— BEGIN INPUT RECORDS —
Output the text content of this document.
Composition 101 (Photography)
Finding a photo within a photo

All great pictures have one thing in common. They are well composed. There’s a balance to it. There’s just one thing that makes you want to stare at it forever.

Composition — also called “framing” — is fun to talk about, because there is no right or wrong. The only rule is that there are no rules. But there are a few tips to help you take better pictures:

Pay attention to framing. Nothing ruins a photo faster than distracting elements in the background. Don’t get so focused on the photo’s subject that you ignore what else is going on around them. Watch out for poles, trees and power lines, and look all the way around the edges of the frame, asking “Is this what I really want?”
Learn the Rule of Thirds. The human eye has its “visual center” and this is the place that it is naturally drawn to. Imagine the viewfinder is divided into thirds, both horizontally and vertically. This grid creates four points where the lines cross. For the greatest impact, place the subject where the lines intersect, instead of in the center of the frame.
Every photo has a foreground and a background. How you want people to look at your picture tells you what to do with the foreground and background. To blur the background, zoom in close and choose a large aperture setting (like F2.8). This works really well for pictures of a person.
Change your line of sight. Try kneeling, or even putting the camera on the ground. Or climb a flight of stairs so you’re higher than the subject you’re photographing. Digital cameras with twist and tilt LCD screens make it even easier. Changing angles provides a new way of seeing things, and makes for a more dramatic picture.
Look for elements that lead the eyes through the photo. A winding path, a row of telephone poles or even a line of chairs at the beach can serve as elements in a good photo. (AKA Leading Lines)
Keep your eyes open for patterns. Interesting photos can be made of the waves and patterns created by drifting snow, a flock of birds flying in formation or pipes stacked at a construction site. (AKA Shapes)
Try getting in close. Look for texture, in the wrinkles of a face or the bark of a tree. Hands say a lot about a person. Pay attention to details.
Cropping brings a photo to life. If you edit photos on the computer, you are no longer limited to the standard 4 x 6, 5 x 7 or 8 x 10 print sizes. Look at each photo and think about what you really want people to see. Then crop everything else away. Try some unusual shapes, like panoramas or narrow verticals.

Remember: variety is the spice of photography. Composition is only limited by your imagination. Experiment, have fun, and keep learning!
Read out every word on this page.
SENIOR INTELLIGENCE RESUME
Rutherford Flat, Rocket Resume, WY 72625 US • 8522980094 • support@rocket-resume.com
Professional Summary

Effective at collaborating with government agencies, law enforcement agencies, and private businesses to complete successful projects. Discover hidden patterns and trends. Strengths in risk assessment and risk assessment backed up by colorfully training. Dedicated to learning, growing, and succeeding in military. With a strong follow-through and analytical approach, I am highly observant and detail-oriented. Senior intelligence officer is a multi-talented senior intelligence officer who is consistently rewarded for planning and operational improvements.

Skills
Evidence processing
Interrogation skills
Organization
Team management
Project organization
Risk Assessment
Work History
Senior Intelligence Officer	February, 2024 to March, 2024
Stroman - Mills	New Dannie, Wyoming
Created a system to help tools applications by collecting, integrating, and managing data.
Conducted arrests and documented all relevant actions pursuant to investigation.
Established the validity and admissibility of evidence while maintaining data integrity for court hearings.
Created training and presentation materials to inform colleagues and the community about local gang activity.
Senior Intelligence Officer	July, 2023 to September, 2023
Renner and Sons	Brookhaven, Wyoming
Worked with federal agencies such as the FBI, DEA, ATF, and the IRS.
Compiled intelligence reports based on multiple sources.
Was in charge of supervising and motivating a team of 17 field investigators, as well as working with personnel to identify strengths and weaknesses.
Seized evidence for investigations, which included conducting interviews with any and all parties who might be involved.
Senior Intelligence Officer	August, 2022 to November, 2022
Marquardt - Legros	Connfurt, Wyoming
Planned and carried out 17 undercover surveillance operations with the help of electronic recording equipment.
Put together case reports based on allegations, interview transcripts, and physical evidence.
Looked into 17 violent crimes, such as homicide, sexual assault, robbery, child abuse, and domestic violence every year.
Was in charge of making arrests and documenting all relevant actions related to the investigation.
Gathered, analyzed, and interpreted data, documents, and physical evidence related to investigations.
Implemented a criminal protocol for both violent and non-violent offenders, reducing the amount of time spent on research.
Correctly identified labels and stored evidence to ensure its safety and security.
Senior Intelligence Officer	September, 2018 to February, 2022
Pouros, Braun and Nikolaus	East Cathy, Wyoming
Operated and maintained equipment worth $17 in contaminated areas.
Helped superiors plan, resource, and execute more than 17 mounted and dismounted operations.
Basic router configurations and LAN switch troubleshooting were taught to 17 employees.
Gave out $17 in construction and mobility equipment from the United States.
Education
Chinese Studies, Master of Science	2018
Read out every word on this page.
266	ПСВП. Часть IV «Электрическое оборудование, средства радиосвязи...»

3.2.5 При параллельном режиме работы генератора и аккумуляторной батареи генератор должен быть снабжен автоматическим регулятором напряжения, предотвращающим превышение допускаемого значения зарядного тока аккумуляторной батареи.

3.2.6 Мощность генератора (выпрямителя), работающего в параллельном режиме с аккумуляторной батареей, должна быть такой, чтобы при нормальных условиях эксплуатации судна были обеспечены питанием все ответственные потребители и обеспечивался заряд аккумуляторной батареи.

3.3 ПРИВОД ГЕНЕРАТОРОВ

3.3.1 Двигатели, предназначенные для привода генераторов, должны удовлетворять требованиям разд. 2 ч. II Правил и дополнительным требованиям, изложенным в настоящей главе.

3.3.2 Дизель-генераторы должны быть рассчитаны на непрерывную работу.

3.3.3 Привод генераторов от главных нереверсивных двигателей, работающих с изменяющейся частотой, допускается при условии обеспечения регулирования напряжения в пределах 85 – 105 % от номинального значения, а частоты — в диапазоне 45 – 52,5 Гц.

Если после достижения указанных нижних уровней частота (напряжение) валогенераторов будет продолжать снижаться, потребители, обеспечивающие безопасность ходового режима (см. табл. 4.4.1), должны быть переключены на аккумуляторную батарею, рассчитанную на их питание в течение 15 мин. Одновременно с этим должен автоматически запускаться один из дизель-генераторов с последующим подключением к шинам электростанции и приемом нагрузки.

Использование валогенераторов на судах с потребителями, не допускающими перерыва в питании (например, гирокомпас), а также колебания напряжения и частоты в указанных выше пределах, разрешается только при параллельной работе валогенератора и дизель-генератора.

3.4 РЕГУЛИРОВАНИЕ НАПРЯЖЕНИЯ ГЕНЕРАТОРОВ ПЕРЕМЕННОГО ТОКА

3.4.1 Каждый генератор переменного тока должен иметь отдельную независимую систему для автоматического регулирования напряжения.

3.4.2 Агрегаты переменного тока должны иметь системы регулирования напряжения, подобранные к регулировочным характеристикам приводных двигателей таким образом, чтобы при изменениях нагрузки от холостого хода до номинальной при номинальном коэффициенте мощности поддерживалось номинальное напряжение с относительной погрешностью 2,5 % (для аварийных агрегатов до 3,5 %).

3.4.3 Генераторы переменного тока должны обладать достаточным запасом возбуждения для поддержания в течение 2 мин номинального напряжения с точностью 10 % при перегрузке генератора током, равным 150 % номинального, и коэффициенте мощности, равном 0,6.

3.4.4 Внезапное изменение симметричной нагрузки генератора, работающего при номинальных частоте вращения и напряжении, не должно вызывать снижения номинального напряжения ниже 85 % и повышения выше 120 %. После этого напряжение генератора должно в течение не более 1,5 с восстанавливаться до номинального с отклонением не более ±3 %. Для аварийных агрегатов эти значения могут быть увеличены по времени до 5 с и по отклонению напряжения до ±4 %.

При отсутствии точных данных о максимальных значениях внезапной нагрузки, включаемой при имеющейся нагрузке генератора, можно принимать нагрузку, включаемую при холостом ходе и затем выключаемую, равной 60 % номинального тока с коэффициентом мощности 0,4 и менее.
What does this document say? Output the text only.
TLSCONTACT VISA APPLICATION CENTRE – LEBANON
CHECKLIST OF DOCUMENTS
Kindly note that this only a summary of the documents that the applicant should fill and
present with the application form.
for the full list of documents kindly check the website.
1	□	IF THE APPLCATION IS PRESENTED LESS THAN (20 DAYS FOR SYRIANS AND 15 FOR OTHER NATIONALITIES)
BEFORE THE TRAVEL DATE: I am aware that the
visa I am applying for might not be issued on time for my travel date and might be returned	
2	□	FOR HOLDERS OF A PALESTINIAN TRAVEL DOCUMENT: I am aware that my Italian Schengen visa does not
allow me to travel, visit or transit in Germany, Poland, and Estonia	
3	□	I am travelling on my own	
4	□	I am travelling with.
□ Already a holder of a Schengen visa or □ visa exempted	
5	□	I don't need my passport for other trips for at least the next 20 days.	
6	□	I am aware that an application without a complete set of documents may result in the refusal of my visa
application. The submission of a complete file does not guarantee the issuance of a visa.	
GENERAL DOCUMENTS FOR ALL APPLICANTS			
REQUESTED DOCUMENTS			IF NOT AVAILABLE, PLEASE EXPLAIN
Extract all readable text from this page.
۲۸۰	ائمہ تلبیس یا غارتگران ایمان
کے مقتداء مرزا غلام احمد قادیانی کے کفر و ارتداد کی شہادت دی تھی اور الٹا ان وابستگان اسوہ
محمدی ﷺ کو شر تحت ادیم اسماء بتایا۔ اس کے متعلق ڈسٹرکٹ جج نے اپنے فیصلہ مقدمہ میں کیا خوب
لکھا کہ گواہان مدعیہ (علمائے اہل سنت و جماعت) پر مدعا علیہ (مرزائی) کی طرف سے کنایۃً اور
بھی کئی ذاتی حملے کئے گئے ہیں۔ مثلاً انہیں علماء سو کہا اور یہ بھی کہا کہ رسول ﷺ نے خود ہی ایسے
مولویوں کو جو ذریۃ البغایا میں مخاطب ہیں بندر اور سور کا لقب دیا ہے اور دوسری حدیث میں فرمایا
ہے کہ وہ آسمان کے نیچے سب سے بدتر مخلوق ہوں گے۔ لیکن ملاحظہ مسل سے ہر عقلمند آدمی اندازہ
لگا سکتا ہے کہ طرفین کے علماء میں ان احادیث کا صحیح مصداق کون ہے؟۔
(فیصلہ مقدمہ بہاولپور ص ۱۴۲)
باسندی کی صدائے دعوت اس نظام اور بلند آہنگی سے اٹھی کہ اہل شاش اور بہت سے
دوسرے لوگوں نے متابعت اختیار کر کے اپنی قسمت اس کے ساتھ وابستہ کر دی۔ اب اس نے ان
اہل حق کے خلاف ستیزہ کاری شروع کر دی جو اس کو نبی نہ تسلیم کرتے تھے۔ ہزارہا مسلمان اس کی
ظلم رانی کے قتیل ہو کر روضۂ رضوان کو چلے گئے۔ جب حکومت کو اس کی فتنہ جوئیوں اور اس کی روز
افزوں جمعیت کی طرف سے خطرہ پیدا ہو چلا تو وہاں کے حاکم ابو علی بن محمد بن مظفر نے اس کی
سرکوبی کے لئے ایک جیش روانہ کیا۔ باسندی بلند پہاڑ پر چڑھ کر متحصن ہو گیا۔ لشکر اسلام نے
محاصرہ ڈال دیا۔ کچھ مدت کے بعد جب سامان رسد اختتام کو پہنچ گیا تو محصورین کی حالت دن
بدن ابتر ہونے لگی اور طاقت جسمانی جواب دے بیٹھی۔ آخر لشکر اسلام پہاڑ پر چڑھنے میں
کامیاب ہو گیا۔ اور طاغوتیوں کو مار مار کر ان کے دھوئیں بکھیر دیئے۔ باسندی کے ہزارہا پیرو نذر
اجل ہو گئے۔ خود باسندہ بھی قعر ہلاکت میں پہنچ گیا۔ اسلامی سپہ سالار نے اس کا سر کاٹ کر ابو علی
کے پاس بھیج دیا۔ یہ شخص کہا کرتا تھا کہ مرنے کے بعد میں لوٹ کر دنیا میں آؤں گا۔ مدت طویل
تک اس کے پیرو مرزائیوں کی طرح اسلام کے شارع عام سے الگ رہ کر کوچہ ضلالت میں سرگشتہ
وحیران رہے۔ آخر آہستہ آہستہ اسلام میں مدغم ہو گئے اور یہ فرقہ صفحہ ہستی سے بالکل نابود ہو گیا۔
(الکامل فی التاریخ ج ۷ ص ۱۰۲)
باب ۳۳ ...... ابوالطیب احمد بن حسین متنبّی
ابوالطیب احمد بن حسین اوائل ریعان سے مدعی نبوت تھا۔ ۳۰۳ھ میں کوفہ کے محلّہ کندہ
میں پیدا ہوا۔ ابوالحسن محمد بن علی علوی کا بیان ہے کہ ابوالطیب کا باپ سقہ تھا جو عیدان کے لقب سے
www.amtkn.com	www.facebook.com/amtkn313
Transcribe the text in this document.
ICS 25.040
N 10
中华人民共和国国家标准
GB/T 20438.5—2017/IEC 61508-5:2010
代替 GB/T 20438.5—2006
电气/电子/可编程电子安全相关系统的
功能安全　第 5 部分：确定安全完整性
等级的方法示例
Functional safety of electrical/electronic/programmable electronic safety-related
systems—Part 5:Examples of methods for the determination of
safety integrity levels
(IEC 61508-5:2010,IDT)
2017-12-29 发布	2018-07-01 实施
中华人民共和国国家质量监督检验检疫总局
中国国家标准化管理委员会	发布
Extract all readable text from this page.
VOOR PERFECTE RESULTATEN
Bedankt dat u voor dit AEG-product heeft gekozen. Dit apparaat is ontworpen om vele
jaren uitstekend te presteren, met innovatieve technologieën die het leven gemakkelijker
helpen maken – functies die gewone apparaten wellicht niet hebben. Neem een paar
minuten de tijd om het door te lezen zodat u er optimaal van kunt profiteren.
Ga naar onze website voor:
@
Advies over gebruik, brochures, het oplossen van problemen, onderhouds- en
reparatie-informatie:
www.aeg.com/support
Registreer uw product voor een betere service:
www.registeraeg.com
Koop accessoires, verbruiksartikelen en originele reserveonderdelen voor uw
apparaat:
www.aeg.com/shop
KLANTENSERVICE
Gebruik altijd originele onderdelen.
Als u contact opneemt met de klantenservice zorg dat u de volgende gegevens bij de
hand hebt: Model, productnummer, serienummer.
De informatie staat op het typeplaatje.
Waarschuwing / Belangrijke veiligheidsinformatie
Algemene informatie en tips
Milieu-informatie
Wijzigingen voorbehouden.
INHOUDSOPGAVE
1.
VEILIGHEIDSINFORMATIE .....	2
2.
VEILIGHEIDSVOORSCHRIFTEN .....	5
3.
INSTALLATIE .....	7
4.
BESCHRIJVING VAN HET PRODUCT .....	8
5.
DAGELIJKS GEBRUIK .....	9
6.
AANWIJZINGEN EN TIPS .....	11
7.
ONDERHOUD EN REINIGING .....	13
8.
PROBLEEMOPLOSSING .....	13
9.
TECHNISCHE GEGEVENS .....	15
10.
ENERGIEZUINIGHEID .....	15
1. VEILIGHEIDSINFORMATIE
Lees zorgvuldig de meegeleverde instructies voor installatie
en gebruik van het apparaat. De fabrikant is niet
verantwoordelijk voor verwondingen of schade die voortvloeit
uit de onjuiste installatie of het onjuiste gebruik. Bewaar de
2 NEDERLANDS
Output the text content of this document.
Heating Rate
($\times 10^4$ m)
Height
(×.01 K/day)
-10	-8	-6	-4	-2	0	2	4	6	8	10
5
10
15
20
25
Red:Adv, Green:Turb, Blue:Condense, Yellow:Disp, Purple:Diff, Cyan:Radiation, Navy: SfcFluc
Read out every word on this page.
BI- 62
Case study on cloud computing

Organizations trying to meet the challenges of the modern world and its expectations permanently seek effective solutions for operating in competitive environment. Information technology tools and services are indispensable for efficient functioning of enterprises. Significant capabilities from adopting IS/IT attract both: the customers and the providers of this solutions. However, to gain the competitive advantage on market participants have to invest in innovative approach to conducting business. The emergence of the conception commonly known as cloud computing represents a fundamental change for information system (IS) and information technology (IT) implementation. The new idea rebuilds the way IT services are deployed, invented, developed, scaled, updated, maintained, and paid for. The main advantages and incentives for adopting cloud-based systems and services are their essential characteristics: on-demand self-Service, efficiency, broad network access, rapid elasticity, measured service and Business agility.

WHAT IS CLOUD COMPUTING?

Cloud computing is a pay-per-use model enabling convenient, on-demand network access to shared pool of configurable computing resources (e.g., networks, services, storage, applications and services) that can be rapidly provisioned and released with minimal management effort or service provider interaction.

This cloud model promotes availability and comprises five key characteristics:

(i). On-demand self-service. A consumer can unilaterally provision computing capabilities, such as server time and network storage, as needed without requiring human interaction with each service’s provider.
— END INPUT RECORDS —
### [OBJECTIVE]
Report the number of lines that include the string "about"; return nothing but the count.

### [EXERCISE SOLUTION]
4